▸ **Source text**
I hurt myself a lot this summer, and many summers prior, and many people in 26 years...but heroes die.
I had to deconstruct years of insecurity and find silence from those I wanted so badly to please...but heroes die.
I had to talk to myself about the things that would hurt anyone else to understand...a hero was dying and he had to die alone.
*I'm rambling*
My project directors for FTE are The Good Rev. Ellen Purdum and The Right Rev. Melissa Wigginton. A year ago they committed without knowing to being my guardians, and they have LISTENED me through the lean times (because listening is the virtue our generation simply fails at the most). Today as I was preparing to leave, reflecting on the sheer magnanimity of God's grace and thinking of how I would find a way to EARN it without a hero's costume on, Melissa and Ellen sat next to me and asked me a series of questions. All good questions, but their significance suffers under the weight of perhaps the most important question ANYONE has EVER asked me:
"Is this the best you see for yourself?"
(silence)
It wasn't a judgmental question. She didn't know the answer. She didn't feel like she needed to know the answer. She wanted me to know the answer, and she was willing to listen me to it. That, my friends, is the type of wisdom Solomon asked for.

▸ **Problem**
Copy out the full passage about heroes dying and the question it recounts, word for word. The rows that come next have no connection to the passage.

▸ **Given information**

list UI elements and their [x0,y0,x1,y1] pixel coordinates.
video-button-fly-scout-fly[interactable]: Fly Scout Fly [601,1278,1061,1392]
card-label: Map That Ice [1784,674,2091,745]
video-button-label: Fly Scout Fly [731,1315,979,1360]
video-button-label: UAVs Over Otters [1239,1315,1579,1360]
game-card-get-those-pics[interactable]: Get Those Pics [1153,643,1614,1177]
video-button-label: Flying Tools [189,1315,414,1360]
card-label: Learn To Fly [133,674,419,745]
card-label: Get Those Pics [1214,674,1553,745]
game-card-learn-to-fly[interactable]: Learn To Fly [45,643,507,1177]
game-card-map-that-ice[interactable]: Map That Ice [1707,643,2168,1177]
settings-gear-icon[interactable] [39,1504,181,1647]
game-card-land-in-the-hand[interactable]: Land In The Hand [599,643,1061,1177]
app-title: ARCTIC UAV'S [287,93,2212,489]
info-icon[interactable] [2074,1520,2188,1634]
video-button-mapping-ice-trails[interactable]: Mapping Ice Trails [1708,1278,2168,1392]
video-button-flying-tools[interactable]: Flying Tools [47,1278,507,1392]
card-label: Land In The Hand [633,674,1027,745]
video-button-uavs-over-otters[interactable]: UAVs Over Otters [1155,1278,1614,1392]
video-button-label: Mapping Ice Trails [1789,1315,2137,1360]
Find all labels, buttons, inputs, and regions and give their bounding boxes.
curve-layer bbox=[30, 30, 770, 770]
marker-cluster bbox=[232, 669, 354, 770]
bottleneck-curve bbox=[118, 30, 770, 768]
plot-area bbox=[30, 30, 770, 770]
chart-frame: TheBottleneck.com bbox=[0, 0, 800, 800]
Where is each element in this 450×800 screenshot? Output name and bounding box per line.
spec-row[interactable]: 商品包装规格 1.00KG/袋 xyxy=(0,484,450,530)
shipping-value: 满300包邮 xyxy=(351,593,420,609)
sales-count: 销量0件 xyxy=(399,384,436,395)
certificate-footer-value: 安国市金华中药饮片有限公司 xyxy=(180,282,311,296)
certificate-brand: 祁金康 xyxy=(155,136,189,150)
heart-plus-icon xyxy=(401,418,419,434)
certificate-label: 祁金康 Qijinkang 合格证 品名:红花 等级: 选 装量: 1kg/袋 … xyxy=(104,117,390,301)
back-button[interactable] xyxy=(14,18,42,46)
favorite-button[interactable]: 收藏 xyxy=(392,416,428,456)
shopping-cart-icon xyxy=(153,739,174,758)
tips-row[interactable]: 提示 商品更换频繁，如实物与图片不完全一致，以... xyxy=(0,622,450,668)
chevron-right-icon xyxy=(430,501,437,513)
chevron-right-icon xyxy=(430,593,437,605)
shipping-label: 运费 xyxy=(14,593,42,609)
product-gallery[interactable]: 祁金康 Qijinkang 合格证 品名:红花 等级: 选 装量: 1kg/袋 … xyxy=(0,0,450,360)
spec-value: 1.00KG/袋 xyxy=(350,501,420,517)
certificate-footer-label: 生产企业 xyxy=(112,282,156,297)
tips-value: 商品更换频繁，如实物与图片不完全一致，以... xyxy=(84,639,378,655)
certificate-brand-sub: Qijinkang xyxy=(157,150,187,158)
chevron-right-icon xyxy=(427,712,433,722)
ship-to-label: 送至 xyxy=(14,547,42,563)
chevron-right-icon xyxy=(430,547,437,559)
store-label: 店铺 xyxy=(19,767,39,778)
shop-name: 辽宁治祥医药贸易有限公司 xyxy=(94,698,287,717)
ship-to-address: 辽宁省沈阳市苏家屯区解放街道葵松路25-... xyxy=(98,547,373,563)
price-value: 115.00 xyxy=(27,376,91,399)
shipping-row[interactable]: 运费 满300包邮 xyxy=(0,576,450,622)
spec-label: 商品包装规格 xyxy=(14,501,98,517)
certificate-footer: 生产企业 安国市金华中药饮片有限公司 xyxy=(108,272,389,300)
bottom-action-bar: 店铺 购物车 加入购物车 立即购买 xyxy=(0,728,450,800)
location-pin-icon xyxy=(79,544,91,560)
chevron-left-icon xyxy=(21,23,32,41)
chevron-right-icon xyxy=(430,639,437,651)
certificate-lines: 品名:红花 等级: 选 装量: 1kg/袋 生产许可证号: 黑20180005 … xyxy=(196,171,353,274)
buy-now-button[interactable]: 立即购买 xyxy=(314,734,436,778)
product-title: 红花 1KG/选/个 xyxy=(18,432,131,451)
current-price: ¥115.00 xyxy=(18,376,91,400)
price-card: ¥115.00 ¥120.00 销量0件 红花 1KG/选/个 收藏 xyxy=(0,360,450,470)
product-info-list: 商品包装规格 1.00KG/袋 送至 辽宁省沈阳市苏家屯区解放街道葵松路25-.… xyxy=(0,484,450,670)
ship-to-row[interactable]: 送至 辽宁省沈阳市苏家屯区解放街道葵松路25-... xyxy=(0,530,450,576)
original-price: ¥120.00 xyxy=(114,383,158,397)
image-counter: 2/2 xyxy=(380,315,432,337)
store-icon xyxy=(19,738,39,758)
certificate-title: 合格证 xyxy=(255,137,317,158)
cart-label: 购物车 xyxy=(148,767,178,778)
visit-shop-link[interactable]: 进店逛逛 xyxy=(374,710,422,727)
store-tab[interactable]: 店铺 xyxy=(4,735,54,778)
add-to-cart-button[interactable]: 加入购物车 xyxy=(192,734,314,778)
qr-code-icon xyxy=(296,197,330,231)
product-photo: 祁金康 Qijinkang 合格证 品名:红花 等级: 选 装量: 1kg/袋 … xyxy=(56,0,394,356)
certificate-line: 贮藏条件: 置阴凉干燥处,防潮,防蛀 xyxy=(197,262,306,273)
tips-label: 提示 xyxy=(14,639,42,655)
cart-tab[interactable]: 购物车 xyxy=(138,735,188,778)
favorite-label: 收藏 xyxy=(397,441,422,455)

▸ **Written response**
I hurt myself a lot this summer, and many summers prior, and many people in 26 years...but heroes die.
I had to deconstruct years of insecurity and find silence from those I wanted so badly to please...but heroes die.
I had to talk to myself about the things that would hurt anyone else to understand...a hero was dying and he had to die alone.
*I'm rambling*
My project directors for FTE are The Good Rev. Ellen Purdum and The Right Rev. Melissa Wigginton. A year ago they committed without knowing to being my guardians, and they have LISTENED me through the lean times (because listening is the virtue our generation simply fails at the most). Today as I was preparing to leave, reflecting on the sheer magnanimity of God's grace and thinking of how I would find a way to EARN it without a hero's costume on, Melissa and Ellen sat next to me and asked me a series of questions. All good questions, but their significance suffers under the weight of perhaps the most important question ANYONE has EVER asked me:
"Is this the best you see for yourself?"
(silence)
It wasn't a judgmental question. She didn't know the answer. She didn't feel like she needed to know the answer. She wanted me to know the answer, and she was willing to listen me to it. That, my friends, is the type of wisdom Solomon asked for.